** start of DATASET CONTENT **

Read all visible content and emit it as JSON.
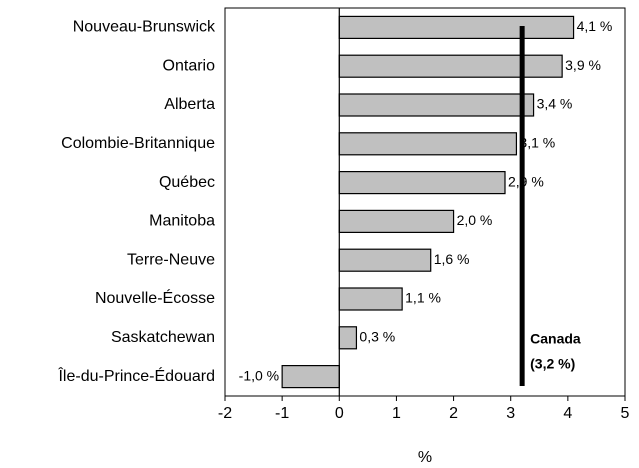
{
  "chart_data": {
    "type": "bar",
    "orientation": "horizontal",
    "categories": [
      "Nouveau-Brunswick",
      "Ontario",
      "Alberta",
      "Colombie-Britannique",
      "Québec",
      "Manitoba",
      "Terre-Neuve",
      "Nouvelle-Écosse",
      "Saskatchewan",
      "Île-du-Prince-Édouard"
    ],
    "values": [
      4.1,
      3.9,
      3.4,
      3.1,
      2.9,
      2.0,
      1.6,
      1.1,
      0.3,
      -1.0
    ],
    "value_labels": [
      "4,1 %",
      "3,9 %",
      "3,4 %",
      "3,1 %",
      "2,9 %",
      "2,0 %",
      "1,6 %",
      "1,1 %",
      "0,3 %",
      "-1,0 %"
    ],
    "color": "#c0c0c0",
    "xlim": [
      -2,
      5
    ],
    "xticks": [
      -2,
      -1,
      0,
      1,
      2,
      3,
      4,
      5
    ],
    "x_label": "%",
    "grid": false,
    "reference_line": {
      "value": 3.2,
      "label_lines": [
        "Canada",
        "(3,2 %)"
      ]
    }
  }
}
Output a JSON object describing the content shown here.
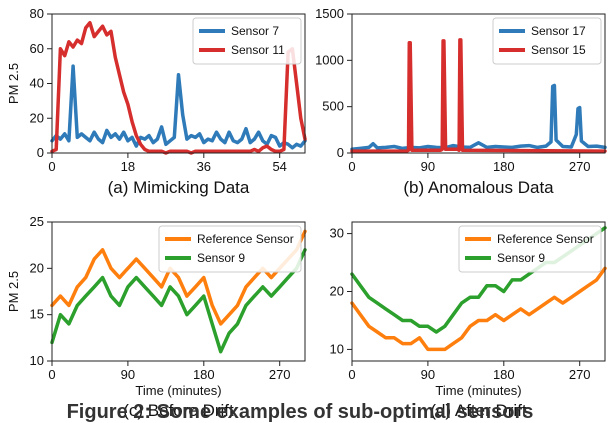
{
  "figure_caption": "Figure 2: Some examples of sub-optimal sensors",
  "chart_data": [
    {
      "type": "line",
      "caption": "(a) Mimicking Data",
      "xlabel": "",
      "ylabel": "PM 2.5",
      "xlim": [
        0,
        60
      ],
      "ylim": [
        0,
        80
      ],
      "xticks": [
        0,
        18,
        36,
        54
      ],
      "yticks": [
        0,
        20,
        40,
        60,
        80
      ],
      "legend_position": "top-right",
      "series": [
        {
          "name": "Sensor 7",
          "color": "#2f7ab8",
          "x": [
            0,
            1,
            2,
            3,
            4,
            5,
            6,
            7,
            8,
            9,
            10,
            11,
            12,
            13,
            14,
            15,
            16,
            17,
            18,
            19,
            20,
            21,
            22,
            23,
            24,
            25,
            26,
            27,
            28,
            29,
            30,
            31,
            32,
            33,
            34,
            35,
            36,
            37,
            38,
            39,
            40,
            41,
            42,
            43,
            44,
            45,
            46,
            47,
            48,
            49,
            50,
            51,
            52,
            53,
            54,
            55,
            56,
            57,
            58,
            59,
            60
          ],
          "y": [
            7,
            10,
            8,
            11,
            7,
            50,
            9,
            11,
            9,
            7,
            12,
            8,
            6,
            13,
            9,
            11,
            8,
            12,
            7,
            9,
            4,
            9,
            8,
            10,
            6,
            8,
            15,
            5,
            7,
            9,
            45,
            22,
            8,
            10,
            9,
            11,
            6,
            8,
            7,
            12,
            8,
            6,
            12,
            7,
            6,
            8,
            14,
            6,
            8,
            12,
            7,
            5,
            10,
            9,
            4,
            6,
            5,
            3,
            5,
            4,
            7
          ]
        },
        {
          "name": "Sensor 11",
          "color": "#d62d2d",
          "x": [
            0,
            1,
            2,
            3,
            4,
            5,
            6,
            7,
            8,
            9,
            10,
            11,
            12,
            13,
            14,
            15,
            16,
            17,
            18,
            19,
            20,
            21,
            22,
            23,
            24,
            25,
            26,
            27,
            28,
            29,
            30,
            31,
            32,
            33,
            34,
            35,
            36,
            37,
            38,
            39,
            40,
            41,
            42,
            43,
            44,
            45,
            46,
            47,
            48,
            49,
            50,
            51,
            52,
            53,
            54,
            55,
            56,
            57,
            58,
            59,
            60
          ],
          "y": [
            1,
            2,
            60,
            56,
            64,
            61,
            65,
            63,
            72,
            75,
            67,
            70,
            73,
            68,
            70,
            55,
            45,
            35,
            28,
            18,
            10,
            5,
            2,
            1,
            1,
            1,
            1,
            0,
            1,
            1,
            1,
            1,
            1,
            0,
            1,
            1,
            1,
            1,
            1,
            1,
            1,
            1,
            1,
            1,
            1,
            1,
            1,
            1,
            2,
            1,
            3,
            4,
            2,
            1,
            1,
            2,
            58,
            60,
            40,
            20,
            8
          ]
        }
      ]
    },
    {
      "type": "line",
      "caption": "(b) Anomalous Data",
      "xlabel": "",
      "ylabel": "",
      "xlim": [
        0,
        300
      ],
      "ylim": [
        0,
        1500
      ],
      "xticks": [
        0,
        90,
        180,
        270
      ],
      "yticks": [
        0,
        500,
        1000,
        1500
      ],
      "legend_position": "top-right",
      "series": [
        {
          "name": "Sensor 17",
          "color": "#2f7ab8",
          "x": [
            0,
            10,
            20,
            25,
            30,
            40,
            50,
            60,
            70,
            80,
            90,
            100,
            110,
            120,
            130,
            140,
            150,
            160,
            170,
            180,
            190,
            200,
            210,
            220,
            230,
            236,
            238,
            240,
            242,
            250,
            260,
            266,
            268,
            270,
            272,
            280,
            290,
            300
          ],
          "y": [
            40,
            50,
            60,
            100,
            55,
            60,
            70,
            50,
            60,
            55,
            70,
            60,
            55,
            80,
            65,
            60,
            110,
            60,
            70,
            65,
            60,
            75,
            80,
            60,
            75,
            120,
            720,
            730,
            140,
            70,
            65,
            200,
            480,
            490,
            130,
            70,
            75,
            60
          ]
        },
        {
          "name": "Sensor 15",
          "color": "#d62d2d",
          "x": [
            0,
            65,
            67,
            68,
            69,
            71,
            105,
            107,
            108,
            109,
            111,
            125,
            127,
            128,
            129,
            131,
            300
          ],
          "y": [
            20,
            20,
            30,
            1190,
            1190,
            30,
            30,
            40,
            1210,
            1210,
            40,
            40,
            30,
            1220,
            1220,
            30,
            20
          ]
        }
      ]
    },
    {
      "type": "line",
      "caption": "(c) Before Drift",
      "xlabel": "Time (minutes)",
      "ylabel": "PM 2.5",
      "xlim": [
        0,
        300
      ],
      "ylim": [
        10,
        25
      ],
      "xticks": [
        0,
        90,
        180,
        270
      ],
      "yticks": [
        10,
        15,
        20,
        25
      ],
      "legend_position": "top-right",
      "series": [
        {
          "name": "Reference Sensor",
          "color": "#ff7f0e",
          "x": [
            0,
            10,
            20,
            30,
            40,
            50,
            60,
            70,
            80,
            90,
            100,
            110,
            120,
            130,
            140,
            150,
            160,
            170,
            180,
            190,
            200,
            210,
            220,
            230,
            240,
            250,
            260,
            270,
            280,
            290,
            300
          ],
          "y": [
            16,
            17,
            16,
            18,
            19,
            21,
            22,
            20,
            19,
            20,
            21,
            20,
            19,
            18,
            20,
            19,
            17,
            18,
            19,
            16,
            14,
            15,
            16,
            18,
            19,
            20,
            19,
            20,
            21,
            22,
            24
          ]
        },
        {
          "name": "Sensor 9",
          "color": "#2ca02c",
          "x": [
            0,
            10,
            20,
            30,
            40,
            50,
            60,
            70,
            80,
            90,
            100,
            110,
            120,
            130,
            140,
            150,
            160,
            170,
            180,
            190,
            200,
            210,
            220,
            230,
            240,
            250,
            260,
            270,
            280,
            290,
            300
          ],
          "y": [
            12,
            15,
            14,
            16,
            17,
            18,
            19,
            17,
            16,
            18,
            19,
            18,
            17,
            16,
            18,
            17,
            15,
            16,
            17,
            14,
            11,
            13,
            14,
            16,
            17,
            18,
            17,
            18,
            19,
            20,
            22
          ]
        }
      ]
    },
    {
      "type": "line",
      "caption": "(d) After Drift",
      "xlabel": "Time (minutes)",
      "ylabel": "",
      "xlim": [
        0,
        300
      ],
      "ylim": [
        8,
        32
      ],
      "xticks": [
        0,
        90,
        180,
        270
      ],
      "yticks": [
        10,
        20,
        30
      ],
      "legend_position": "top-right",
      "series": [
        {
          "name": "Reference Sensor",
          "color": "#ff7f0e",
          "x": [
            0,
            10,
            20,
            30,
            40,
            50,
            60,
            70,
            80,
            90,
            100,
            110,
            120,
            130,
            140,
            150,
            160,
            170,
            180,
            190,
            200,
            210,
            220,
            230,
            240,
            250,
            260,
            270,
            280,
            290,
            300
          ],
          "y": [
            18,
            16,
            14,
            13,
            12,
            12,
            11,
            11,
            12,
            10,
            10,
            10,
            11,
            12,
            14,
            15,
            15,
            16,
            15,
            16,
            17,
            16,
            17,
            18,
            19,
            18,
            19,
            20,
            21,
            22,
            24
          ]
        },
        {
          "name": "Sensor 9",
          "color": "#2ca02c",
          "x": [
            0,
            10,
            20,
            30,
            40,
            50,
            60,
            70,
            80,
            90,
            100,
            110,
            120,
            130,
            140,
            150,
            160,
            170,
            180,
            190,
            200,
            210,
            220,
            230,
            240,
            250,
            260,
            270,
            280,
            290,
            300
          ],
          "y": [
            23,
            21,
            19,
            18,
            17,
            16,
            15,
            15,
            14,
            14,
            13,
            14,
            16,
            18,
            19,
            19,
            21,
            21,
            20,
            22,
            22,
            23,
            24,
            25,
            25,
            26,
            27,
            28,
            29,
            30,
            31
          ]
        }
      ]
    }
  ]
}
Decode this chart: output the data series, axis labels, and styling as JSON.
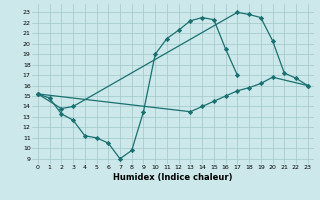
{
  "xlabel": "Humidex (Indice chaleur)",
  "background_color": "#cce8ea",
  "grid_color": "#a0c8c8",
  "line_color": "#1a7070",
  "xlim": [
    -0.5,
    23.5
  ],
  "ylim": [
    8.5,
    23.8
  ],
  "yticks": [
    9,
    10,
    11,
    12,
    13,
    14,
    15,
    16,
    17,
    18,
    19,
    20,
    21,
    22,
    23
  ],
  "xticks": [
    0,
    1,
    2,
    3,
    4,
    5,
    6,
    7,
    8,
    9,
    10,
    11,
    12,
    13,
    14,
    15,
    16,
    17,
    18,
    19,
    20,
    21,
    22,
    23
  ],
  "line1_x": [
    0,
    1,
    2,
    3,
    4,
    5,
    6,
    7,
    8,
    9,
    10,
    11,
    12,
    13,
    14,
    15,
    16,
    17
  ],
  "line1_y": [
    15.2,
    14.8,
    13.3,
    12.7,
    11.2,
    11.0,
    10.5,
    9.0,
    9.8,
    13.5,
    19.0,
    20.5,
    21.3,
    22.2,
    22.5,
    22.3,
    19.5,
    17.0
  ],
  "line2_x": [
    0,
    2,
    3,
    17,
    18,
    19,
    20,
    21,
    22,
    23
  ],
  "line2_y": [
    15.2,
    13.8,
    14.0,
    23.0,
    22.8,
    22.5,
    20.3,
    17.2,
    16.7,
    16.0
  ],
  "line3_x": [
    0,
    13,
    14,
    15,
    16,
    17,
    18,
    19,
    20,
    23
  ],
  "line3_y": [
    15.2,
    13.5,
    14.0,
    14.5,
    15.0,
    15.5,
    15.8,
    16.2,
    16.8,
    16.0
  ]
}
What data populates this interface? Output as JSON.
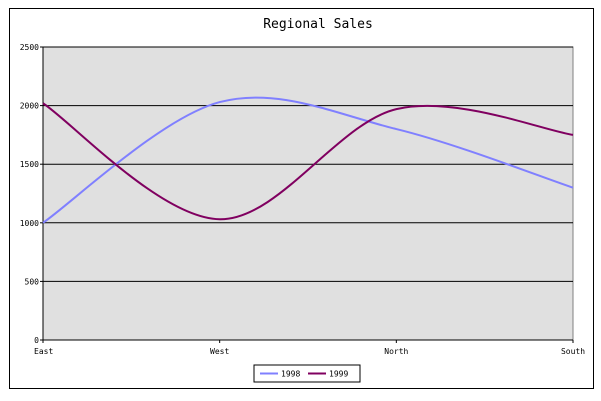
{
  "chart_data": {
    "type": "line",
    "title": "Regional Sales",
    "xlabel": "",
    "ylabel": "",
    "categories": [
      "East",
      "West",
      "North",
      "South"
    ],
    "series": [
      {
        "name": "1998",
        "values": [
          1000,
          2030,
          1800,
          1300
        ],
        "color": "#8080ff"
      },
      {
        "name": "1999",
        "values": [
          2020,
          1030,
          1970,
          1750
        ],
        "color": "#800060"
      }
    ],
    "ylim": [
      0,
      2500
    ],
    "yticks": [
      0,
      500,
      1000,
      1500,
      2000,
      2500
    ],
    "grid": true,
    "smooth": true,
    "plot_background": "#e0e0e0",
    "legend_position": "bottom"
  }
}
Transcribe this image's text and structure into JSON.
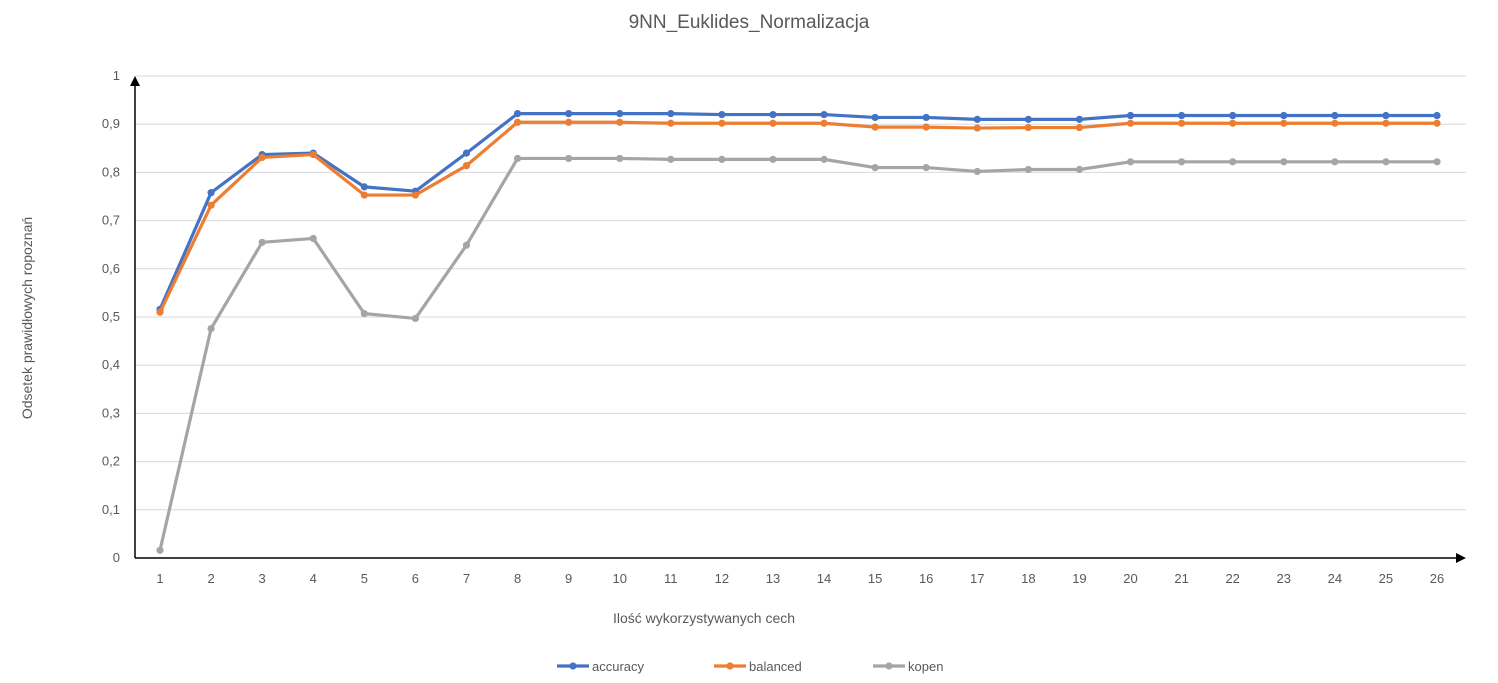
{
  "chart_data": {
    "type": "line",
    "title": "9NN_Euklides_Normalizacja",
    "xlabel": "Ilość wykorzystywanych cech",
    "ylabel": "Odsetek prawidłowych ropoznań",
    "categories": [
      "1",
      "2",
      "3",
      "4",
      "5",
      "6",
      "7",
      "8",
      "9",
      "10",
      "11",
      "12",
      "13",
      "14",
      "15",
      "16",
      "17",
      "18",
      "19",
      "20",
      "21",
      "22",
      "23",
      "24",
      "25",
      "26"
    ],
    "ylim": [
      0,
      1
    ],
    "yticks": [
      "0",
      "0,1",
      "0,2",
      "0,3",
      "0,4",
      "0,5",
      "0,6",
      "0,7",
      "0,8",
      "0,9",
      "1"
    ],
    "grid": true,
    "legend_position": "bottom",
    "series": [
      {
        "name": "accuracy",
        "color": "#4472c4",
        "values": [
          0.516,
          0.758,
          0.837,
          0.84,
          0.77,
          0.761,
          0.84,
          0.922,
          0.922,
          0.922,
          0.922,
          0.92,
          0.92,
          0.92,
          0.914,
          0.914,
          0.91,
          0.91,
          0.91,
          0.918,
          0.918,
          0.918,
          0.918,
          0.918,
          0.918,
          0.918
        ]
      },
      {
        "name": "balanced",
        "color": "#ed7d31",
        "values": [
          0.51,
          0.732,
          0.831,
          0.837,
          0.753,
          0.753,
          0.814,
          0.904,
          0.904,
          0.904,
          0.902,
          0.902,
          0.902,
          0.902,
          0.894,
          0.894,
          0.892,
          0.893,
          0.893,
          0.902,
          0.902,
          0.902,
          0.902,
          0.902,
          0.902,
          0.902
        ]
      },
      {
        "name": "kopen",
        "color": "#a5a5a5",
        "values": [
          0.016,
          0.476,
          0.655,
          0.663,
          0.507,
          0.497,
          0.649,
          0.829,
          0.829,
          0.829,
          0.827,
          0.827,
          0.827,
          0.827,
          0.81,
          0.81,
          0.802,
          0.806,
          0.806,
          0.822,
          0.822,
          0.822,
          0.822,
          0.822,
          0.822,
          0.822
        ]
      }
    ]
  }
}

** end of DATASET CONTENT **

TASK STATEMENT: Locate all lines in the listing above with the word "xlabel". Copy them.

FINISHED ANSWER:
      "xlabel": "",
      "xlabel": "",
      "xlabel": "Time (minutes)",
      "xlabel": "Time (minutes)",
  "xlabel": "Humidex (Indice chaleur)",
    "xlabel": "",
    "xlabel": "Ilość wykorzystywanych cech",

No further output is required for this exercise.